Méline. S’il n’a pas voté l’affichage du discours de Cavaignac, ce n’est point qu’il soupçonnât la fameuse lettre d’être un faux ; comme Cavaignac, comme Brisson, il l’a crue vraie ; « mais il a toujours pensé que l’instruction de l’affaire Dreyfus ne pouvait pas se faire à la tribune ».

Dès qu’on reparlait de l’Affaire, Cuignet reparaissait avec sa marotte, la dépêche Panizzardi. On n’a pas oublié[1] qu’il était convenu dans un procès-verbal, signé de lui comme de Chamoin, que la traduction de la dépêche par le ministère des Affaires étrangères était exacte ; comme il avait, d’autre part, constaté dans une deuxième note, que l’écriture du décalque de la dépêche n’était pas celle de l’ancien attaché italien, il en déduisait maintenant que le décalque était un faux. Lasies fut de nouveau le confident du malheureux, ne lui objecta pas que la dépêche avait été chiffrée apparemment par quelque scribe, porta à la Chambre le texte du deuxième procès-verbal, crut faire merveille[2]. Delcassé fit justice en quelques mots de ces divagations ; sur quoi, le soir même, Cuignet écrivit à Waldeck-Rousseau qu’il maintenait ses accusations et que le ministre des Affaires étrangères était un faussaire. — André l’ayant alors fait venir, Cuignet refusa de répondre autrement qu’en présence d’un officier de police judiciaire. Il était, comme à l’ordinaire, surexcité et buté. André l’envoya au Mont-Valérien, le déféra, par une plainte insuffisamment motivée, à un conseil d’enquête, se fit refuser l’avis de mise en réforme, finalement lui infligea soixante jours, d’arrêts de forteresse.

········

## [VOTRE OBJECTIF]
D'après le passage cité, où André envoie-t-il Cuignet après son refus de répondre hors de la présence d'un officier de police judiciaire ?

## [DONNÉES ENREGISTRÉES]
········

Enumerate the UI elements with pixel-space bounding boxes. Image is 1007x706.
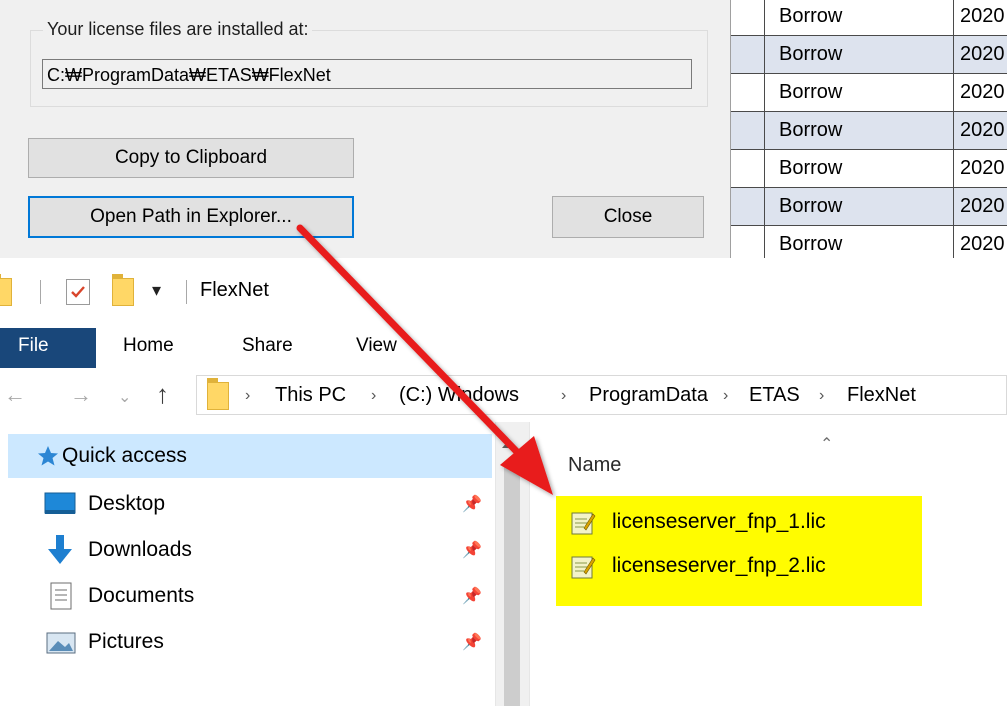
tab-share[interactable]: Share: [242, 328, 293, 368]
table-cell-date: 2020: [953, 74, 1007, 111]
nav-item-desktop[interactable]: Desktop 📌: [8, 482, 492, 526]
group-label: Your license files are installed at:: [43, 19, 313, 40]
copy-to-clipboard-button[interactable]: Copy to Clipboard: [28, 138, 354, 178]
table-row: Borrow 2020: [731, 150, 1007, 188]
window-title: FlexNet: [200, 279, 269, 301]
file-name: licenseserver_fnp_2.lic: [612, 554, 826, 577]
license-table: Borrow 2020 Borrow 2020 Borrow 2020 Borr…: [731, 0, 1007, 258]
pin-icon[interactable]: 📌: [462, 494, 482, 514]
back-arrow-icon[interactable]: ←: [4, 382, 26, 408]
properties-icon[interactable]: [66, 279, 90, 305]
pin-icon[interactable]: 📌: [462, 632, 482, 652]
navigation-scrollbar[interactable]: [495, 422, 530, 706]
breadcrumb-chevron-icon[interactable]: ›: [561, 387, 566, 405]
table-cell-date: 2020: [953, 0, 1007, 35]
table-cell-date: 2020: [953, 226, 1007, 258]
nav-label: Desktop: [88, 492, 166, 515]
pin-icon[interactable]: 📌: [462, 540, 482, 560]
breadcrumb-chevron-icon[interactable]: ›: [723, 387, 728, 405]
license-path-group: Your license files are installed at: C:₩…: [30, 19, 708, 107]
column-header-name[interactable]: Name: [568, 454, 621, 477]
nav-label: Documents: [88, 584, 195, 607]
desktop-icon: [44, 492, 76, 514]
tab-home[interactable]: Home: [123, 328, 174, 368]
customize-toolbar-icon[interactable]: ▾: [152, 280, 161, 301]
close-button[interactable]: Close: [552, 196, 704, 238]
toolbar-separator: [186, 280, 187, 304]
table-row: Borrow 2020: [731, 112, 1007, 150]
address-bar-row: ← → ⌄ ↑ › This PC › (C:) Windows › Progr…: [0, 368, 1007, 422]
breadcrumb-programdata[interactable]: ProgramData: [589, 384, 708, 407]
forward-arrow-icon[interactable]: →: [70, 382, 92, 408]
downloads-icon: [48, 535, 72, 564]
recent-locations-chevron-icon[interactable]: ⌄: [118, 387, 131, 407]
scroll-up-arrow-icon[interactable]: [502, 440, 516, 448]
folder-icon: [0, 274, 12, 306]
breadcrumb-chevron-icon[interactable]: ›: [819, 387, 824, 405]
table-row: Borrow 2020: [731, 226, 1007, 258]
navigation-pane: Quick access Desktop 📌 Downloads 📌 Docum…: [0, 422, 495, 706]
table-cell-date: 2020: [953, 36, 1007, 73]
nav-label: Pictures: [88, 630, 164, 653]
address-bar[interactable]: › This PC › (C:) Windows › ProgramData ›…: [196, 375, 1007, 415]
sort-ascending-icon: ⌃: [820, 436, 834, 453]
breadcrumb-chevron-icon[interactable]: ›: [245, 387, 250, 405]
license-dialog: Your license files are installed at: C:₩…: [0, 0, 730, 258]
pin-icon[interactable]: 📌: [462, 586, 482, 606]
nav-label: Quick access: [62, 444, 187, 467]
quick-access-toolbar: ▾ FlexNet: [0, 258, 1007, 328]
breadcrumb-this-pc[interactable]: This PC: [275, 384, 346, 407]
breadcrumb-windows[interactable]: (C:) Windows: [399, 384, 519, 407]
star-icon: [38, 446, 58, 466]
file-name: licenseserver_fnp_1.lic: [612, 510, 826, 533]
license-path-field[interactable]: C:₩ProgramData₩ETAS₩FlexNet: [42, 59, 692, 89]
documents-icon: [50, 582, 72, 610]
file-list-pane: ⌃ Name licenseserver_fnp_1.lic licensese…: [530, 422, 1007, 706]
table-cell-date: 2020: [953, 188, 1007, 225]
tab-file[interactable]: File: [0, 328, 96, 368]
table-row: Borrow 2020: [731, 74, 1007, 112]
breadcrumb-etas[interactable]: ETAS: [749, 384, 800, 407]
tab-view[interactable]: View: [356, 328, 397, 368]
nav-item-downloads[interactable]: Downloads 📌: [8, 528, 492, 572]
nav-item-documents[interactable]: Documents 📌: [8, 574, 492, 618]
table-row: Borrow 2020: [731, 188, 1007, 226]
license-file-icon: [571, 556, 596, 579]
up-arrow-icon[interactable]: ↑: [156, 379, 169, 410]
table-cell-date: 2020: [953, 112, 1007, 149]
table-row: Borrow 2020: [731, 0, 1007, 36]
pictures-icon: [46, 632, 76, 654]
license-file-icon: [571, 512, 596, 535]
table-row: Borrow 2020: [731, 36, 1007, 74]
breadcrumb-flexnet[interactable]: FlexNet: [847, 384, 916, 407]
file-explorer-window: ▾ FlexNet File Home Share View ← → ⌄ ↑ ›…: [0, 258, 1007, 706]
nav-item-pictures[interactable]: Pictures 📌: [8, 620, 492, 664]
open-path-in-explorer-button[interactable]: Open Path in Explorer...: [28, 196, 354, 238]
new-folder-icon[interactable]: [112, 274, 134, 306]
ribbon-tabs: File Home Share View: [0, 328, 1007, 369]
nav-item-quick-access[interactable]: Quick access: [8, 434, 492, 478]
toolbar-separator: [40, 280, 41, 304]
scrollbar-thumb[interactable]: [504, 466, 520, 706]
nav-label: Downloads: [88, 538, 192, 561]
folder-icon: [207, 378, 229, 410]
breadcrumb-chevron-icon[interactable]: ›: [371, 387, 376, 405]
table-cell-date: 2020: [953, 150, 1007, 187]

········

## [RÉSULTAT CI-DESSOUS]
Au Mont-Valérien.